To be done
Go through the lines below. Copy those with "file".

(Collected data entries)
▬▬▬▬▬▬▬▬▬▬
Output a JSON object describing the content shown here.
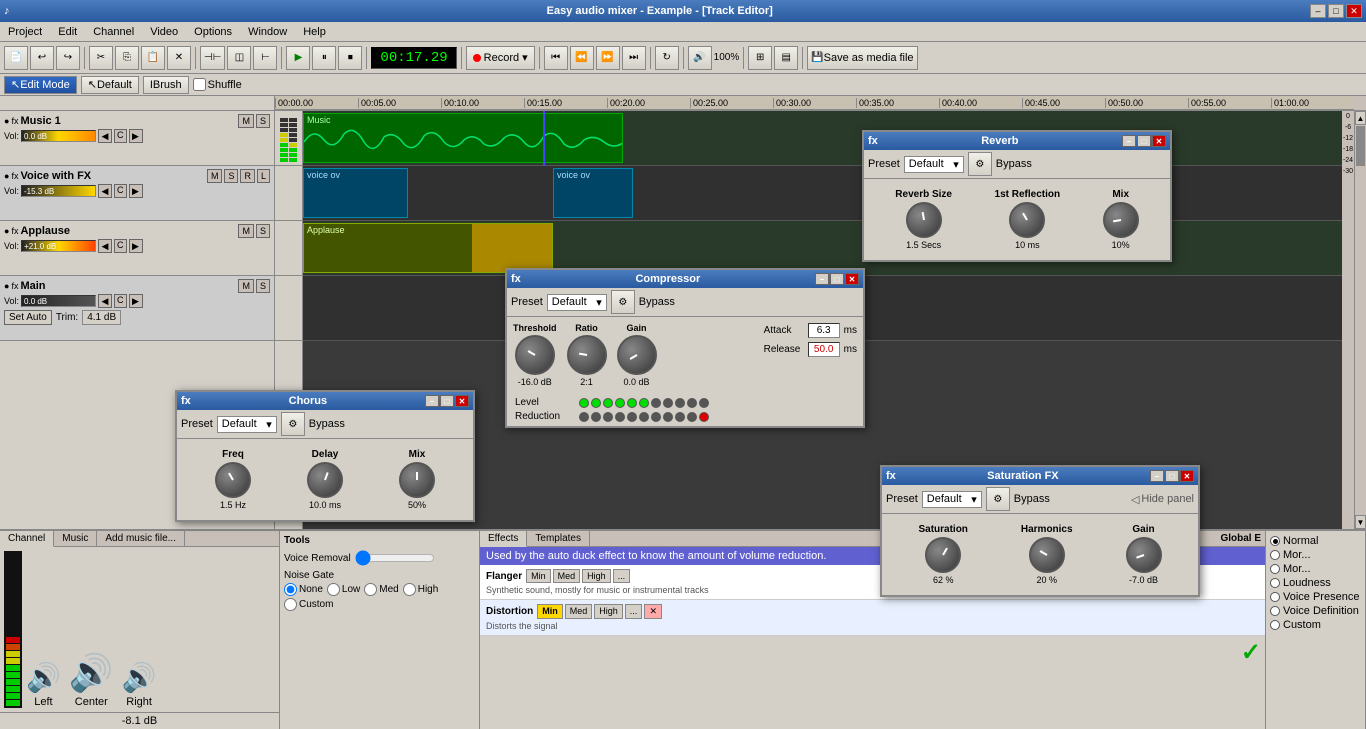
{
  "app": {
    "title": "Easy audio mixer - Example - [Track Editor]",
    "icon": "♪"
  },
  "titlebar": {
    "minimize": "–",
    "maximize": "□",
    "close": "✕"
  },
  "menu": {
    "items": [
      "Project",
      "Edit",
      "Channel",
      "Video",
      "Options",
      "Window",
      "Help"
    ]
  },
  "toolbar": {
    "time": "00:17.29",
    "record_label": "Record",
    "volume_label": "100%",
    "save_label": "Save as media file"
  },
  "edit_bar": {
    "edit_mode": "Edit Mode",
    "default": "Default",
    "brush": "Brush",
    "shuffle": "Shuffle"
  },
  "tracks": [
    {
      "name": "Music 1",
      "vol": "0.0 dB",
      "vol_display": "M",
      "buttons": [
        "M",
        "S"
      ],
      "pan": "C",
      "vol_val": "-8.1 dB"
    },
    {
      "name": "Voice with FX",
      "buttons": [
        "M",
        "S",
        "R",
        "L"
      ],
      "pan": "C",
      "vol_val": "-15.3 dB"
    },
    {
      "name": "Applause",
      "buttons": [
        "M",
        "S"
      ],
      "pan": "C",
      "vol_val": "+21.0 dB"
    },
    {
      "name": "Main",
      "buttons": [
        "M",
        "S"
      ],
      "pan": "C",
      "vol_val": "0.0 dB",
      "trim": "4.1 dB"
    }
  ],
  "ruler": {
    "ticks": [
      "00:00.00",
      "00:05.00",
      "00:10.00",
      "00:15.00",
      "00:20.00",
      "00:25.00",
      "00:30.00",
      "00:35.00",
      "00:40.00",
      "00:45.00",
      "00:50.00",
      "00:55.00",
      "01:00.00"
    ]
  },
  "chorus_dialog": {
    "title": "Chorus",
    "preset_label": "Preset",
    "preset_value": "Default",
    "bypass_label": "Bypass",
    "freq_label": "Freq",
    "freq_value": "1.5 Hz",
    "delay_label": "Delay",
    "delay_value": "10.0 ms",
    "mix_label": "Mix",
    "mix_value": "50%"
  },
  "reverb_dialog": {
    "title": "Reverb",
    "preset_label": "Preset",
    "preset_value": "Default",
    "bypass_label": "Bypass",
    "reverb_size_label": "Reverb Size",
    "reflection_label": "1st Reflection",
    "mix_label": "Mix",
    "reverb_size_value": "1.5 Secs",
    "reflection_value": "10 ms",
    "mix_value": "10%"
  },
  "compressor_dialog": {
    "title": "Compressor",
    "preset_label": "Preset",
    "preset_value": "Default",
    "bypass_label": "Bypass",
    "threshold_label": "Threshold",
    "threshold_value": "-16.0 dB",
    "ratio_label": "Ratio",
    "ratio_value": "2:1",
    "gain_label": "Gain",
    "gain_value": "0.0 dB",
    "attack_label": "Attack",
    "attack_value": "6.3",
    "attack_unit": "ms",
    "release_label": "Release",
    "release_value": "50.0",
    "release_unit": "ms",
    "level_label": "Level",
    "reduction_label": "Reduction"
  },
  "saturation_dialog": {
    "title": "Saturation FX",
    "preset_label": "Preset",
    "preset_value": "Default",
    "bypass_label": "Bypass",
    "hide_panel": "Hide panel",
    "saturation_label": "Saturation",
    "saturation_value": "62 %",
    "harmonics_label": "Harmonics",
    "harmonics_value": "20 %",
    "gain_label": "Gain",
    "gain_value": "-7.0 dB",
    "radio_options": [
      "Normal",
      "More saturation",
      "More harmonics",
      "Loudness",
      "Voice Presence",
      "Voice Definition",
      "Custom"
    ]
  },
  "effects_panel": {
    "tabs": [
      "Effects",
      "Templates"
    ],
    "global_label": "Global E",
    "info_text": "Used by the auto duck effect to know the amount of volume reduction.",
    "effects": [
      {
        "name": "Flanger",
        "desc": "Synthetic sound, mostly for music or instrumental tracks",
        "presets": [
          "Min",
          "Med",
          "High",
          "..."
        ]
      },
      {
        "name": "Distortion",
        "desc": "Distorts the signal",
        "presets": [
          "Min",
          "Med",
          "High",
          "..."
        ],
        "selected": true
      }
    ]
  },
  "bottom_panel": {
    "tabs": [
      "Channel",
      "Music",
      "Add music file..."
    ],
    "track_name": "Music 1",
    "speakers": [
      "Left",
      "Center",
      "Right"
    ],
    "db_value": "-8.1 dB",
    "tools_label": "Tools",
    "voice_removal_label": "Voice Removal",
    "noise_gate_label": "Noise Gate",
    "noise_gate_options": [
      "None",
      "Low",
      "Med",
      "High"
    ],
    "custom_label": "Custom"
  }
}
▬▬▬▬▬▬▬▬▬▬
Complete answer
    "save_label": "Save as media file"
      "Add music file..."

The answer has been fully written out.